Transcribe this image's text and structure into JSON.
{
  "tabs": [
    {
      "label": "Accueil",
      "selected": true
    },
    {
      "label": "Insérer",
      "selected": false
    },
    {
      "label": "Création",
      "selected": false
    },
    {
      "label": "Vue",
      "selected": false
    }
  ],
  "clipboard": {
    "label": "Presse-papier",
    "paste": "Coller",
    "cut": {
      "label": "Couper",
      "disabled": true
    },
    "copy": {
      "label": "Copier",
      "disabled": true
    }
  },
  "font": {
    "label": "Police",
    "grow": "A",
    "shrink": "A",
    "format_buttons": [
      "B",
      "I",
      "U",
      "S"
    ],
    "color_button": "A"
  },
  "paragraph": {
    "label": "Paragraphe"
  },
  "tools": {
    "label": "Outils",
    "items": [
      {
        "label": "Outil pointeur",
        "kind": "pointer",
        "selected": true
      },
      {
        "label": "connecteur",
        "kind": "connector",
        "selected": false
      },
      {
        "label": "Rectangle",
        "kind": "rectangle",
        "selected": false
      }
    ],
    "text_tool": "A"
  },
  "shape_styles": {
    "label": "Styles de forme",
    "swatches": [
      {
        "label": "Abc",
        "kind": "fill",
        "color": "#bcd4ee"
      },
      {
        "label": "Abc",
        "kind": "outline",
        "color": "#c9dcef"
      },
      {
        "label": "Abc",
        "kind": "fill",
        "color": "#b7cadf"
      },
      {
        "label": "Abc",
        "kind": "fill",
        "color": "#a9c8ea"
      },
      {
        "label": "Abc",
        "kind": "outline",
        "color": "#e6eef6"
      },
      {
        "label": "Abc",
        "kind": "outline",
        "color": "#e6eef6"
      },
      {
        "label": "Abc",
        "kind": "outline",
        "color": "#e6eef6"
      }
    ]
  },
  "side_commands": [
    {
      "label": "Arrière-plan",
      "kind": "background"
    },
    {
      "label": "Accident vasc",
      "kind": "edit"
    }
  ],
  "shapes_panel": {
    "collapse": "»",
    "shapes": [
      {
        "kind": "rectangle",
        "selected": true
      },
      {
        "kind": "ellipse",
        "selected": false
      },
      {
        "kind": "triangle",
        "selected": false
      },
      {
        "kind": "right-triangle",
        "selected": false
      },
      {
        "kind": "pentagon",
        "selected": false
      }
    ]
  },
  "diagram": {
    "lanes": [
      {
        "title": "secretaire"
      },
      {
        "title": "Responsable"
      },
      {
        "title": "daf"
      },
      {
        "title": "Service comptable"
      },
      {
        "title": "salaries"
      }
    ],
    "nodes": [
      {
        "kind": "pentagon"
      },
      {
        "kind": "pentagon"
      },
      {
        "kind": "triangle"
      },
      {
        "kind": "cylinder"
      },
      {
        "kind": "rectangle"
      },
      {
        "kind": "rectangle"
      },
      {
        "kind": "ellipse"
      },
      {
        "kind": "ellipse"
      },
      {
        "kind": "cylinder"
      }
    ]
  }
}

- Exercise -
Write out the material exactly as given.

- Response to the task -
Transcribe this image's text and structure into JSON.
{
  "tabs": [
    {
      "label": "Accueil",
      "selected": true
    },
    {
      "label": "Insérer",
      "selected": false
    },
    {
      "label": "Création",
      "selected": false
    },
    {
      "label": "Vue",
      "selected": false
    }
  ],
  "clipboard": {
    "label": "Presse-papier",
    "paste": "Coller",
    "cut": {
      "label": "Couper",
      "disabled": true
    },
    "copy": {
      "label": "Copier",
      "disabled": true
    }
  },
  "font": {
    "label": "Police",
    "grow": "A",
    "shrink": "A",
    "format_buttons": [
      "B",
      "I",
      "U",
      "S"
    ],
    "color_button": "A"
  },
  "paragraph": {
    "label": "Paragraphe"
  },
  "tools": {
    "label": "Outils",
    "items": [
      {
        "label": "Outil pointeur",
        "kind": "pointer",
        "selected": true
      },
      {
        "label": "connecteur",
        "kind": "connector",
        "selected": false
      },
      {
        "label": "Rectangle",
        "kind": "rectangle",
        "selected": false
      }
    ],
    "text_tool": "A"
  },
  "shape_styles": {
    "label": "Styles de forme",
    "swatches": [
      {
        "label": "Abc",
        "kind": "fill",
        "color": "#bcd4ee"
      },
      {
        "label": "Abc",
        "kind": "outline",
        "color": "#c9dcef"
      },
      {
        "label": "Abc",
        "kind": "fill",
        "color": "#b7cadf"
      },
      {
        "label": "Abc",
        "kind": "fill",
        "color": "#a9c8ea"
      },
      {
        "label": "Abc",
        "kind": "outline",
        "color": "#e6eef6"
      },
      {
        "label": "Abc",
        "kind": "outline",
        "color": "#e6eef6"
      },
      {
        "label": "Abc",
        "kind": "outline",
        "color": "#e6eef6"
      }
    ]
  },
  "side_commands": [
    {
      "label": "Arrière-plan",
      "kind": "background"
    },
    {
      "label": "Accident vasc",
      "kind": "edit"
    }
  ],
  "shapes_panel": {
    "collapse": "»",
    "shapes": [
      {
        "kind": "rectangle",
        "selected": true
      },
      {
        "kind": "ellipse",
        "selected": false
      },
      {
        "kind": "triangle",
        "selected": false
      },
      {
        "kind": "right-triangle",
        "selected": false
      },
      {
        "kind": "pentagon",
        "selected": false
      }
    ]
  },
  "diagram": {
    "lanes": [
      {
        "title": "secretaire"
      },
      {
        "title": "Responsable"
      },
      {
        "title": "daf"
      },
      {
        "title": "Service comptable"
      },
      {
        "title": "salaries"
      }
    ],
    "nodes": [
      {
        "kind": "pentagon"
      },
      {
        "kind": "pentagon"
      },
      {
        "kind": "triangle"
      },
      {
        "kind": "cylinder"
      },
      {
        "kind": "rectangle"
      },
      {
        "kind": "rectangle"
      },
      {
        "kind": "ellipse"
      },
      {
        "kind": "ellipse"
      },
      {
        "kind": "cylinder"
      }
    ]
  }
}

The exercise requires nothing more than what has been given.